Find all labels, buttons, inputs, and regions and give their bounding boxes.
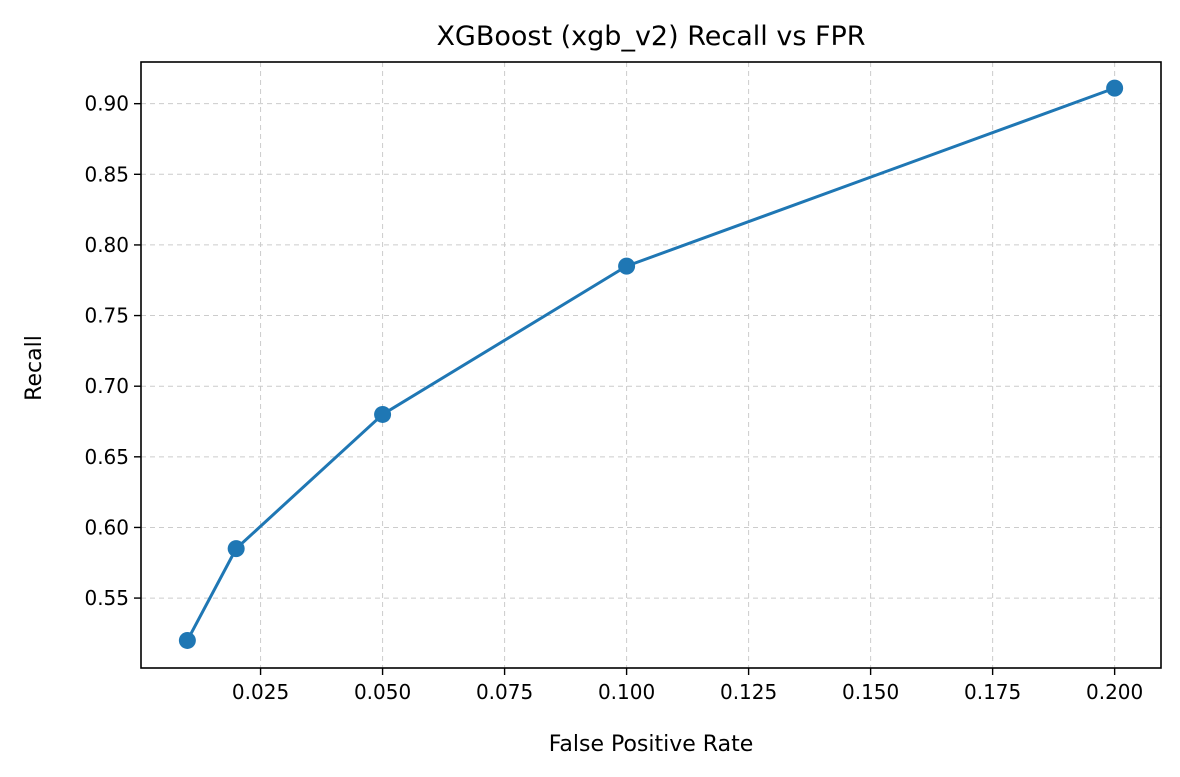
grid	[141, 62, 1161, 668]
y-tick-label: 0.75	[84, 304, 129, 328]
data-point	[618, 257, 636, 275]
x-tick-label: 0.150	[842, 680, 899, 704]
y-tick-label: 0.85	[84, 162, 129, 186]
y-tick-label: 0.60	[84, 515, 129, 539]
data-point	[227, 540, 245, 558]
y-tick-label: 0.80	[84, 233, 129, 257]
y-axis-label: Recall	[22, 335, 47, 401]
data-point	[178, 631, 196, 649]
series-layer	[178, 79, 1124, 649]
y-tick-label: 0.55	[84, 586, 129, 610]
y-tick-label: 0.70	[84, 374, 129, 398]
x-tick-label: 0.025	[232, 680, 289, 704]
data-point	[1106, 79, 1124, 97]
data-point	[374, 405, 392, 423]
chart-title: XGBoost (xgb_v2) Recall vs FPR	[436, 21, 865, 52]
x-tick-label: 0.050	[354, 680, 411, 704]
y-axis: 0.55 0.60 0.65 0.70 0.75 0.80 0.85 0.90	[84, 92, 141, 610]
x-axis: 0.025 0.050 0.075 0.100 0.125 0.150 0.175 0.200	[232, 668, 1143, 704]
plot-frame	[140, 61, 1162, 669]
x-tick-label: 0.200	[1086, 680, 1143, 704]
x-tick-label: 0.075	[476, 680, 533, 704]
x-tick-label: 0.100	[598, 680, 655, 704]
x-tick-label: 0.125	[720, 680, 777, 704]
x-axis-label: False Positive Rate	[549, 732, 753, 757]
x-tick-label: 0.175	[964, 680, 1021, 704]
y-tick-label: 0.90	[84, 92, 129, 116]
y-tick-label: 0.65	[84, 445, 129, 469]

+++

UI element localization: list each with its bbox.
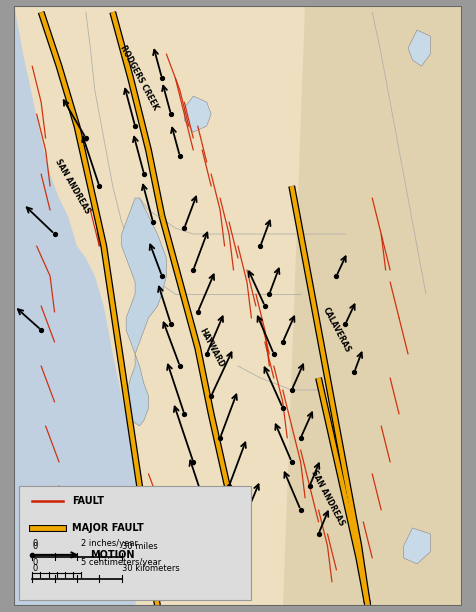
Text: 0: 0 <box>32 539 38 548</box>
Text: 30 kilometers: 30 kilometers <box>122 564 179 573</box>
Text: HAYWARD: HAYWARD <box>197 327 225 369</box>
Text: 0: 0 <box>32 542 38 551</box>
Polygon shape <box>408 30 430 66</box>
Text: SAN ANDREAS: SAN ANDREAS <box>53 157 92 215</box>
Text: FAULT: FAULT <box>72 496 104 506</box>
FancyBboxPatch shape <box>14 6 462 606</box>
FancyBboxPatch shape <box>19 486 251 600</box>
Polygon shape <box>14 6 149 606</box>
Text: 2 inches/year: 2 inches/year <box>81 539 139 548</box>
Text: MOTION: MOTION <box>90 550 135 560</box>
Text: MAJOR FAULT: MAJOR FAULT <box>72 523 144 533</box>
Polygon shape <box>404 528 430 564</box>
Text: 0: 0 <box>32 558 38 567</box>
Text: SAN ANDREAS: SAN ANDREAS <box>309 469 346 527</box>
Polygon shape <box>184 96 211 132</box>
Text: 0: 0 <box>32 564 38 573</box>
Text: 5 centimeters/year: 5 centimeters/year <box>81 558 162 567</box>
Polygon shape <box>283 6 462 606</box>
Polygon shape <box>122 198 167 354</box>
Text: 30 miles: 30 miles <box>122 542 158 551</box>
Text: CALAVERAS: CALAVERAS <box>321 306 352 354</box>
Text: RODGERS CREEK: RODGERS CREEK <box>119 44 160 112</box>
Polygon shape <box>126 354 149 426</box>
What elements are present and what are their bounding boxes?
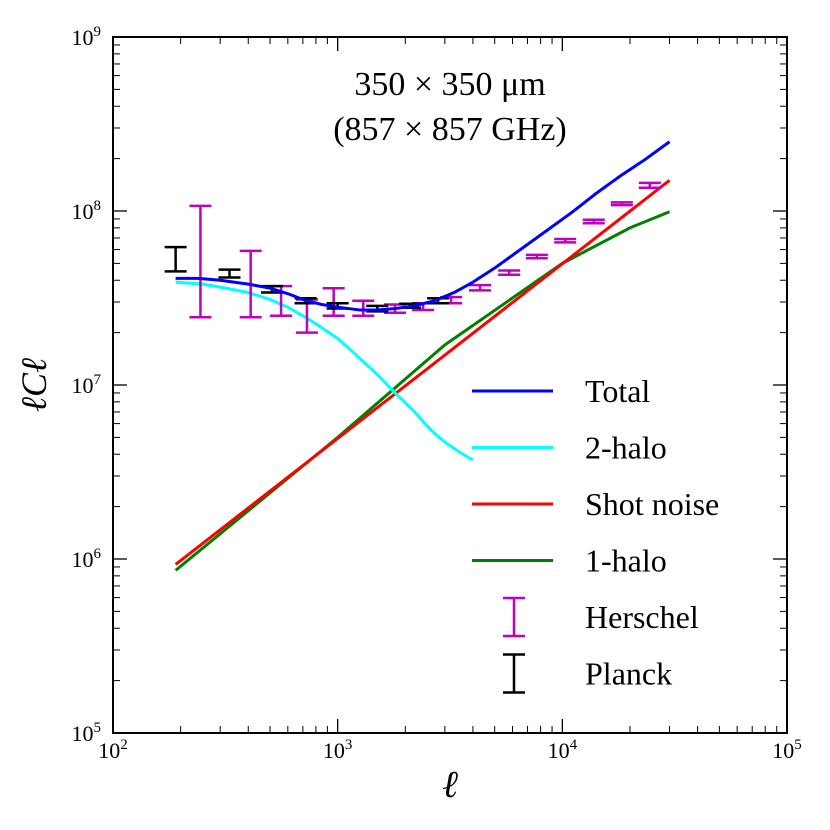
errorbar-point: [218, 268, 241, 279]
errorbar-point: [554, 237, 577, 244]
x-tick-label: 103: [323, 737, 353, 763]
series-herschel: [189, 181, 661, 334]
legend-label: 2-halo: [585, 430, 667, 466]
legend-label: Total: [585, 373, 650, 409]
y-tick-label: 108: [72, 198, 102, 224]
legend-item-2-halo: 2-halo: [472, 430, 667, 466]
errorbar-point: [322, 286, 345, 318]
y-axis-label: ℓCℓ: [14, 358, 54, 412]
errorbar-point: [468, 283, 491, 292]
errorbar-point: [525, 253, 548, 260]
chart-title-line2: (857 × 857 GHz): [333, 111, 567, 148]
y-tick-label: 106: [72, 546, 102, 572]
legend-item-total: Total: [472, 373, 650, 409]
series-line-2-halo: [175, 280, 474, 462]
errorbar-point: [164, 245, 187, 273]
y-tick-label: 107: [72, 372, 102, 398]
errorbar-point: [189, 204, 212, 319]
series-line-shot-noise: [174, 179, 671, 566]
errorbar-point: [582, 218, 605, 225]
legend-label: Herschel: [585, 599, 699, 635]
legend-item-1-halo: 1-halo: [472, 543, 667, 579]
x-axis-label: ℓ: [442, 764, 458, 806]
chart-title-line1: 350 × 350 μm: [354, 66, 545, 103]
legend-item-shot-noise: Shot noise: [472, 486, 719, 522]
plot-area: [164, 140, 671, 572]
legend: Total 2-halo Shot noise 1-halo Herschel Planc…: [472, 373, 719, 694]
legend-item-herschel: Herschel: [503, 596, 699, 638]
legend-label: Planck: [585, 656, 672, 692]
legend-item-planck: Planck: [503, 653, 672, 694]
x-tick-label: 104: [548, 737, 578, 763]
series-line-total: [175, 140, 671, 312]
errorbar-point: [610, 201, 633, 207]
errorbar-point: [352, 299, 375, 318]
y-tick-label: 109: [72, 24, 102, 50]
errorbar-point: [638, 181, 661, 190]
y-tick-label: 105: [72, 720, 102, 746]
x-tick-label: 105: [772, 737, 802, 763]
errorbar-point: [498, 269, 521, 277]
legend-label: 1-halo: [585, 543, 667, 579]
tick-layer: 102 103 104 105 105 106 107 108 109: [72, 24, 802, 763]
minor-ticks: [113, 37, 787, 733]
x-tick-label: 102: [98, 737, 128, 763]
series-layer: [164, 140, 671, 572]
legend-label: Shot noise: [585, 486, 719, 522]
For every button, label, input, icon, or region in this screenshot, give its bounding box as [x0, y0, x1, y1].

+++

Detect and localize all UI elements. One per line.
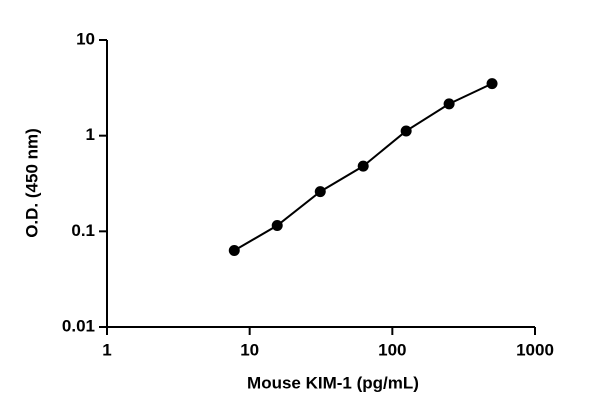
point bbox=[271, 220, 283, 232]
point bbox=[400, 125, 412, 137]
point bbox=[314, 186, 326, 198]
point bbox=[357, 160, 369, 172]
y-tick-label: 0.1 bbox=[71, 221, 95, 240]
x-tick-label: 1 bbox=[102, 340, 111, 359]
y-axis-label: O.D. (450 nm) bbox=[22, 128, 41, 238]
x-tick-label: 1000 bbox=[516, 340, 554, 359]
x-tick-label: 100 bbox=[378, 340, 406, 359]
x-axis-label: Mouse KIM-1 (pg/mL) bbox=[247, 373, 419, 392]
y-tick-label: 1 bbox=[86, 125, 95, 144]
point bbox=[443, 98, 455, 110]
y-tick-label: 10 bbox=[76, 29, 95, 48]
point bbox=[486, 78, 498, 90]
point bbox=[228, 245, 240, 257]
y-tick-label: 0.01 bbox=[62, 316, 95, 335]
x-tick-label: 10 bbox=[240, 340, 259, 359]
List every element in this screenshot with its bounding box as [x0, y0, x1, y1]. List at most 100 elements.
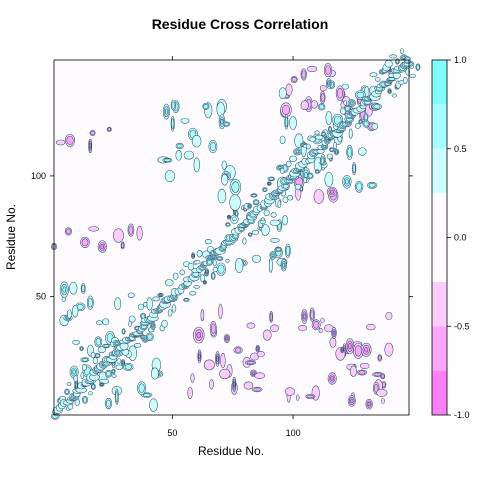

+++

_THE TASK_
How many lines in the entries contain the string "FancyBboxPatch"? Give only the number.

_THE RESPONSE_
2